All of the records below need to be copied exactly.
━━━━━ Data lines ━━━━━
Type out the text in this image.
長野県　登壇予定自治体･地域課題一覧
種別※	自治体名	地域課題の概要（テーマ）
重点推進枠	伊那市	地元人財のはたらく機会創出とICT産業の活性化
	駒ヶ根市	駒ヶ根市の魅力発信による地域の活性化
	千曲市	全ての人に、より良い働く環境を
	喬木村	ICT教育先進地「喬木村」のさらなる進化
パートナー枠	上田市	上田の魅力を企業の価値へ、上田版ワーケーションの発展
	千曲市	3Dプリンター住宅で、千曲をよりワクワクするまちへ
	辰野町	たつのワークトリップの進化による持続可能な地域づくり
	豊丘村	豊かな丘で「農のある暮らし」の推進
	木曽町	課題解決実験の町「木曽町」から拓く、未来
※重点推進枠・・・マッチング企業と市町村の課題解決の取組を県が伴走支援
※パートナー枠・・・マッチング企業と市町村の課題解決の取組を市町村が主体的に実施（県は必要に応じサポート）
━━━━━
Task result:
Type out the text in this image.
長野県　登壇予定自治体･地域課題一覧
種別※	自治体名	地域課題の概要（テーマ）
重点推進枠	伊那市	地元人財のはたらく機会創出とICT産業の活性化
	駒ヶ根市	駒ヶ根市の魅力発信による地域の活性化
	千曲市	全ての人に、より良い働く環境を
	喬木村	ICT教育先進地「喬木村」のさらなる進化
パートナー枠	上田市	上田の魅力を企業の価値へ、上田版ワーケーションの発展
	千曲市	3Dプリンター住宅で、千曲をよりワクワクするまちへ
	辰野町	たつのワークトリップの進化による持続可能な地域づくり
	豊丘村	豊かな丘で「農のある暮らし」の推進
	木曽町	課題解決実験の町「木曽町」から拓く、未来
※重点推進枠・・・マッチング企業と市町村の課題解決の取組を県が伴走支援
※パートナー枠・・・マッチング企業と市町村の課題解決の取組を市町村が主体的に実施（県は必要に応じサポート）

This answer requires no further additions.